Write out the records beneath this line exactly as they appear, minus any images.

══ Material

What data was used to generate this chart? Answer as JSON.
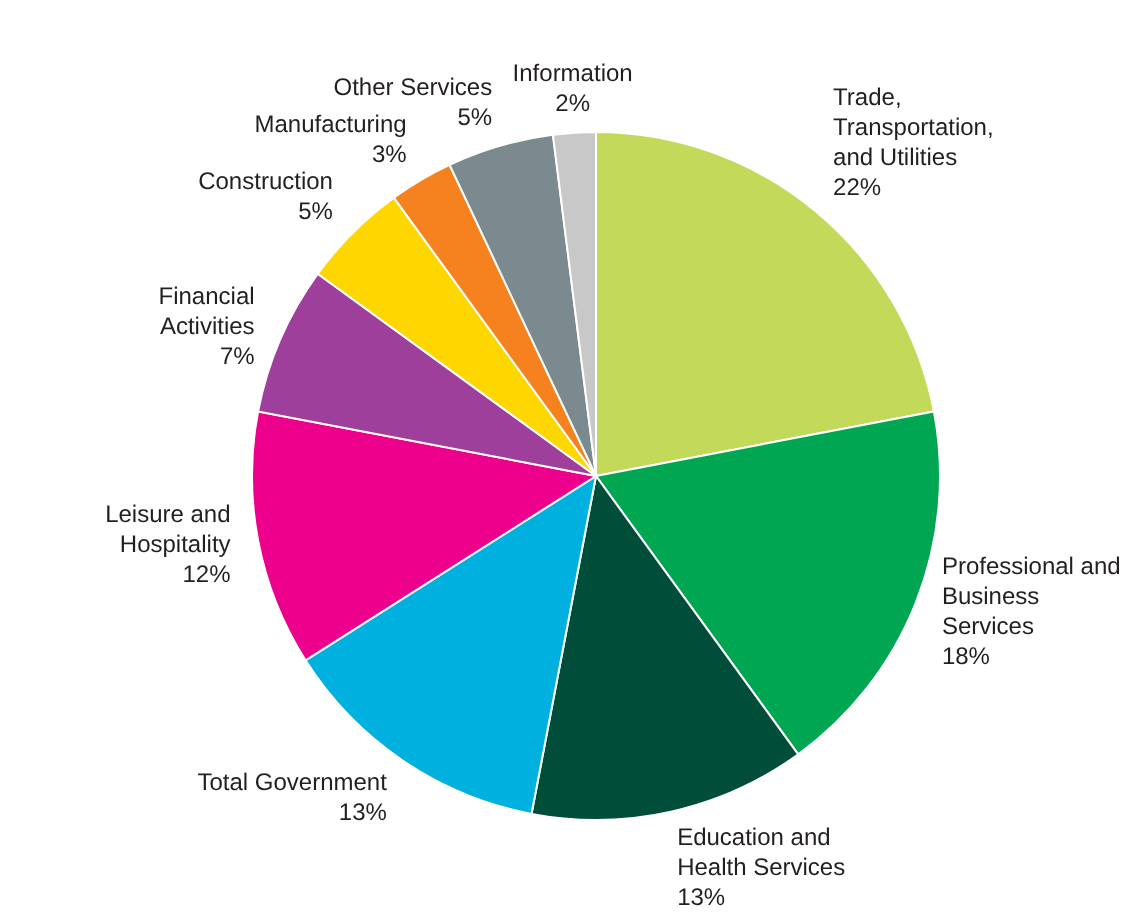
{
  "chart_data": {
    "type": "pie",
    "categories": [
      "Trade, Transportation, and Utilities",
      "Professional and Business Services",
      "Education and Health Services",
      "Total Government",
      "Leisure and Hospitality",
      "Financial Activities",
      "Construction",
      "Manufacturing",
      "Other Services",
      "Information"
    ],
    "values": [
      22,
      18,
      13,
      13,
      12,
      7,
      5,
      3,
      5,
      2
    ],
    "value_labels": [
      "22%",
      "18%",
      "13%",
      "13%",
      "12%",
      "7%",
      "5%",
      "3%",
      "5%",
      "2%"
    ],
    "colors": [
      "#c2d95a",
      "#00a651",
      "#004d3a",
      "#00b0de",
      "#ec008c",
      "#9e3f9b",
      "#ffd700",
      "#f5821f",
      "#7b8a8f",
      "#c8c8c8"
    ],
    "legend": false
  }
}
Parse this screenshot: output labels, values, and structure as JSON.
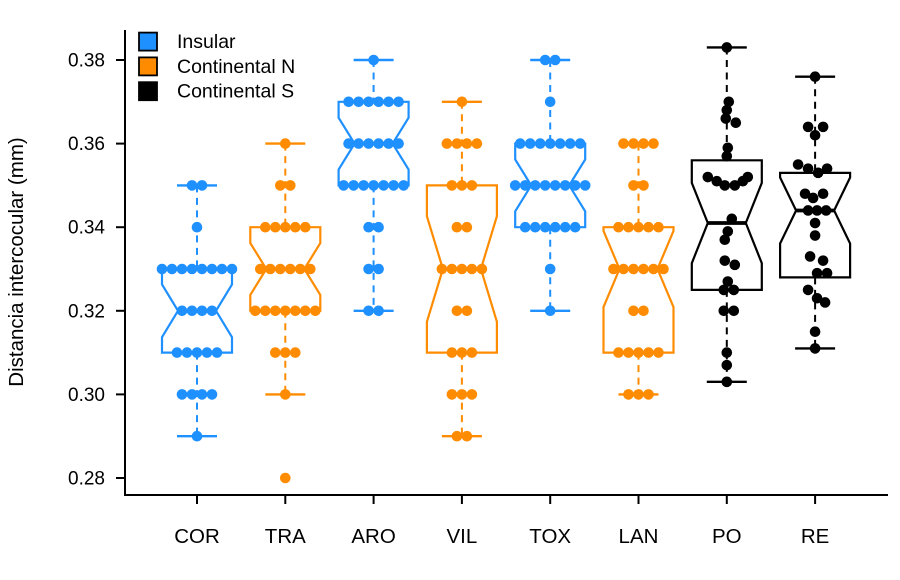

════

Written answer
What data was used to generate this chart? Answer as JSON.
{
  "chart_data": {
    "type": "pie",
    "categories": [
      "Trade, Transportation, and Utilities",
      "Professional and Business Services",
      "Education and Health Services",
      "Total Government",
      "Leisure and Hospitality",
      "Financial Activities",
      "Construction",
      "Manufacturing",
      "Other Services",
      "Information"
    ],
    "values": [
      22,
      18,
      13,
      13,
      12,
      7,
      5,
      3,
      5,
      2
    ],
    "value_labels": [
      "22%",
      "18%",
      "13%",
      "13%",
      "12%",
      "7%",
      "5%",
      "3%",
      "5%",
      "2%"
    ],
    "colors": [
      "#c2d95a",
      "#00a651",
      "#004d3a",
      "#00b0de",
      "#ec008c",
      "#9e3f9b",
      "#ffd700",
      "#f5821f",
      "#7b8a8f",
      "#c8c8c8"
    ],
    "legend": false
  }
}
Parse this screenshot: output labels, values, and structure as JSON.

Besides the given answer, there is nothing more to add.